_Article_
# If I choose a "AWD" option of Moedel3, it can reduce the time to "60miles/h" speed?



## Boram Park (Apr 7, 2016)

Hi.

Tesla officially announced the time for reaching 60miles/h speed is 6.0 seconds.

If i choose a "AWD" option or any options for that, it can be posssilbe to reducing time for reaching that speed?

how do you think?


----------



## Van Shrider (Apr 3, 2016)

Take a look on the Model S design site. It will be a similar effect. Going from 70 to 70D takes the S from 5.5 to 5.2 .
A little bigger battery and dual motor a lot better.
It will be the same effect and to scale.

ALSO, don't put it past Elon to pull a fast one with the world of competition watching. So for now he says 6 seconds. The competition banks on that and puts out something similar or just under it at 5.8 on their base model. THEN the second reveal comes along and he says, oh by the way, we have improved it to 5.5.
We just saw this effect. He told everyone that the Model 3 would have at least a 200 mile range.......Bolt is announced with 200 mile range.....reveal #1 comes around and surprise it gets 215 range. ....Now Chevy is scrambling to lift the range on the Bolt. (Source: InsideEvs)


----------



## Gary Moore (Apr 10, 2016)

Yes, getting about double the torque to all four tires without greatly increasing the vehicle weight increases acceleration significantly, according to Newton's Second Law of Motion. 

I once owned a Fiero GT, which internally was basically a lighter-skinned, two-seat Chevy Citation with many of those components reversed front to back. Pontiac sneaked approval of it through board meetings as a "two-seat commuter car." 

GM once had a prototype Fiero with a V8 in the back at the Milford Proving Grounds. Safety inspectors did not like the idea of a car doing wheelies. (Too light up front, too much torque in back.)

More fatally, Duntov and Chevy did not like the idea of a product beating the 'Vette in the quarter mile. Not gonna happen.


----------

_Information shown_
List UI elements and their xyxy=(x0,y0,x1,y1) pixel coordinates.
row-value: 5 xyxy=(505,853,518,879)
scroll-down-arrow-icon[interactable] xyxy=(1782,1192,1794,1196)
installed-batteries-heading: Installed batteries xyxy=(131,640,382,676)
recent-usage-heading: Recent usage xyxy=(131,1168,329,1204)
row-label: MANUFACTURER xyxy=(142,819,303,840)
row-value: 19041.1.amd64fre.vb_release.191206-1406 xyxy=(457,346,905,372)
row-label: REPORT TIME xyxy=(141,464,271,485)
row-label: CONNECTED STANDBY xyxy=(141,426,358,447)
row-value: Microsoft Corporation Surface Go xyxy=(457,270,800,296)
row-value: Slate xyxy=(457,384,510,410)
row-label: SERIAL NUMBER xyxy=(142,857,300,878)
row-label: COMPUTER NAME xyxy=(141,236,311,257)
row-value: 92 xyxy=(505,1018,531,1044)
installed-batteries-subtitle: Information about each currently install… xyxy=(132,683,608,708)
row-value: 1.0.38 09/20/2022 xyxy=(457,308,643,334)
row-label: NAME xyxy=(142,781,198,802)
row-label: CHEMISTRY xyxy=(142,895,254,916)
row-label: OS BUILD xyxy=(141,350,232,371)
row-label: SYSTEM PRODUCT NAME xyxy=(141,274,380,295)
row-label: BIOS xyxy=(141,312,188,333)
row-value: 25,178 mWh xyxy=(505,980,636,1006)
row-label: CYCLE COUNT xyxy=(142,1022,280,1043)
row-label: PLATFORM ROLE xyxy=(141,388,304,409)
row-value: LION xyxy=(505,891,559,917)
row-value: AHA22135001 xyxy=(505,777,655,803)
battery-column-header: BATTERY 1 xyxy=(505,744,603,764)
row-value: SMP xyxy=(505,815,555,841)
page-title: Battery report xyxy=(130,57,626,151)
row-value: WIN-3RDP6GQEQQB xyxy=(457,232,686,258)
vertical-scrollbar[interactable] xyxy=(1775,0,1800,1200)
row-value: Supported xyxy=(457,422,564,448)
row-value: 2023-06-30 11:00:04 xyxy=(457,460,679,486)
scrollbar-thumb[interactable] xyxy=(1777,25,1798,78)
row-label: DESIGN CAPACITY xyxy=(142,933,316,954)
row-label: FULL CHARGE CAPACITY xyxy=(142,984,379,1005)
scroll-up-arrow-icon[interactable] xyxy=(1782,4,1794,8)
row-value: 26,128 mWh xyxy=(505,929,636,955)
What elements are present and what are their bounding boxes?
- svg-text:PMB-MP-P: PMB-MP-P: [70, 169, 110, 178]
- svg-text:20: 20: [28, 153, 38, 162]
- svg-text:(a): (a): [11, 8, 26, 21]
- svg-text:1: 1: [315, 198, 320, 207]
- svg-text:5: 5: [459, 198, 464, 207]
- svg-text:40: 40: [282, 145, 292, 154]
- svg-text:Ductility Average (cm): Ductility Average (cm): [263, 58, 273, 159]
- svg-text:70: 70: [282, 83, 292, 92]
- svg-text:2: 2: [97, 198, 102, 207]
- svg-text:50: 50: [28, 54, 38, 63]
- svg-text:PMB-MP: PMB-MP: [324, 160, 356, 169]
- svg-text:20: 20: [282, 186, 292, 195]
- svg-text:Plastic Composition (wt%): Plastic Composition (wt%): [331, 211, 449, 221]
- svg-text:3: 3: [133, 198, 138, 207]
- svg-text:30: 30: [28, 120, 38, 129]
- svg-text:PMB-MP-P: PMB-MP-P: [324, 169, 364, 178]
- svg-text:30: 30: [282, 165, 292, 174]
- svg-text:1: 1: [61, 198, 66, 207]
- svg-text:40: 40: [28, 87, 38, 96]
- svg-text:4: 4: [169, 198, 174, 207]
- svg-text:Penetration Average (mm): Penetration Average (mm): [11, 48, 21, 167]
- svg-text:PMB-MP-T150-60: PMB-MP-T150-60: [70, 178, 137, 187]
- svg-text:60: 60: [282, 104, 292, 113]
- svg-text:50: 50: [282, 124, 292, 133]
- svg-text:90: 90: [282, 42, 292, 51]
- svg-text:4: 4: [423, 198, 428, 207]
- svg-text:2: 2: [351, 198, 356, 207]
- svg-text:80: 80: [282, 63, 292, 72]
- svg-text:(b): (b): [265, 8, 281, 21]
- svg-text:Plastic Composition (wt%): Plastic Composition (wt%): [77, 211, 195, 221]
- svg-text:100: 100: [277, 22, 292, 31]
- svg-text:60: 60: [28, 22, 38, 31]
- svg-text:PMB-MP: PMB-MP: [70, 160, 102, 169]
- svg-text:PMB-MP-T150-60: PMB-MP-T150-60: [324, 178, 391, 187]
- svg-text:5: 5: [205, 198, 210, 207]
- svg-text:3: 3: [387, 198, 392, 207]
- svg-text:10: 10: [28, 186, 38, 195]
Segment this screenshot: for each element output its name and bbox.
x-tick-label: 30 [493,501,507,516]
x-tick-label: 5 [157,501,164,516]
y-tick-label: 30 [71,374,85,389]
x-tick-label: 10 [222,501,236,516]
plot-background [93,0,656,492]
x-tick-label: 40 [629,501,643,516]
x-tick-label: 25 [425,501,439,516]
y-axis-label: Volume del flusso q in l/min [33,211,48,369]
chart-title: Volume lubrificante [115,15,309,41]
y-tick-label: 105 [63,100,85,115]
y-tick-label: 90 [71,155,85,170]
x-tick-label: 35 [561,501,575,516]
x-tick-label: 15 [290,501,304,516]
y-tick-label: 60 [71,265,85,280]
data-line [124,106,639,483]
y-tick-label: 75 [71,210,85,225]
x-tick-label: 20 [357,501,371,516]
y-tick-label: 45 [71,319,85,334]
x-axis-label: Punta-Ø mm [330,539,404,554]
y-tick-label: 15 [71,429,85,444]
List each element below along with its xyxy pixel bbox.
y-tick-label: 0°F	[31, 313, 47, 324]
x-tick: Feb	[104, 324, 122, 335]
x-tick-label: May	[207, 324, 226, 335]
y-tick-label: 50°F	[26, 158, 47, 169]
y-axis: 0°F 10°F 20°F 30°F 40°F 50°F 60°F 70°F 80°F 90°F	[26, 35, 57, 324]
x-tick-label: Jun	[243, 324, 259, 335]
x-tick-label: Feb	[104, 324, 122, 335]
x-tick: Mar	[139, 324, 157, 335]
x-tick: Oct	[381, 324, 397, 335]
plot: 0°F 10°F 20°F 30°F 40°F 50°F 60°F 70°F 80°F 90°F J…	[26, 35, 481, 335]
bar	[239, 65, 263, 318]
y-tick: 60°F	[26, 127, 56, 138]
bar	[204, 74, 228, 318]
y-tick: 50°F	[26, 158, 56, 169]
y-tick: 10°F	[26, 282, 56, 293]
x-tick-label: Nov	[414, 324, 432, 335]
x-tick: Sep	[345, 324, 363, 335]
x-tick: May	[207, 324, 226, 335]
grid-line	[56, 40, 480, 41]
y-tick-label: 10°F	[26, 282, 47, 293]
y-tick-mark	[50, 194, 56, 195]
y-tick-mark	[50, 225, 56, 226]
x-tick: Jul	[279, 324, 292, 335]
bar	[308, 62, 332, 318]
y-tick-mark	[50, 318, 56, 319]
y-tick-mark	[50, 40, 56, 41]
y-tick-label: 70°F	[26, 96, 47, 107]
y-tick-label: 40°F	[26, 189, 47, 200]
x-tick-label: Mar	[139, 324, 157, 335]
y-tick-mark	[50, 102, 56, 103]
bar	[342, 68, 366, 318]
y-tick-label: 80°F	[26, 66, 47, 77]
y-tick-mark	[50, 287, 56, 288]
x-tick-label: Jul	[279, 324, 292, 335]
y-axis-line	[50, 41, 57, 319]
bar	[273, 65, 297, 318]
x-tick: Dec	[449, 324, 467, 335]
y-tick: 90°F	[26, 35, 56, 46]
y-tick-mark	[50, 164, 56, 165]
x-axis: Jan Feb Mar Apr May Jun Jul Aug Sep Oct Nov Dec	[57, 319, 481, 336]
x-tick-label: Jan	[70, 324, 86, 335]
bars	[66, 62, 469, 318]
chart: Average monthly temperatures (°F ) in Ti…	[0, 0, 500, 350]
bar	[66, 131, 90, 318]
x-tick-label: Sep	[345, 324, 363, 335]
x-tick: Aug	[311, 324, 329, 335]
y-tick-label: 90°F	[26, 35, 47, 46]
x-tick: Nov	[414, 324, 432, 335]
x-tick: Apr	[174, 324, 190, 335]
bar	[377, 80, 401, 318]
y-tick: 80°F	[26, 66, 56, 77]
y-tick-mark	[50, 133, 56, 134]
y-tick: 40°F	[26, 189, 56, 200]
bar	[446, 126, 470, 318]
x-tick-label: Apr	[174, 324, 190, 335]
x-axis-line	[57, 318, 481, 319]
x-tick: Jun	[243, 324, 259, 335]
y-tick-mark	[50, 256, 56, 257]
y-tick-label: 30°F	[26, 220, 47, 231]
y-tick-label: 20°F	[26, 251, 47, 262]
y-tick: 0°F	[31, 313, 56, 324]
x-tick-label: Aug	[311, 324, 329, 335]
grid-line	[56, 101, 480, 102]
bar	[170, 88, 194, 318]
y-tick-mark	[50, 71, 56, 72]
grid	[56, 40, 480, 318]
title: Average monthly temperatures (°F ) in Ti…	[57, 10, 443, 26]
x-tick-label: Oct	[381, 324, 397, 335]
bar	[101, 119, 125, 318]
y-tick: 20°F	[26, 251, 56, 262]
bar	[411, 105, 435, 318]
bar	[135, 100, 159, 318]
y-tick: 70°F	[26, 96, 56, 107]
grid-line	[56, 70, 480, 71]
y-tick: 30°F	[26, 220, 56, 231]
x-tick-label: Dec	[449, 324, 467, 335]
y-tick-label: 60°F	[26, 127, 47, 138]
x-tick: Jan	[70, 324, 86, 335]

_Requirements_
In the forum thread, what time did Tesla officially announce for the Model 3 to reach 60 miles per hour?

_Worked solution_
6.0 seconds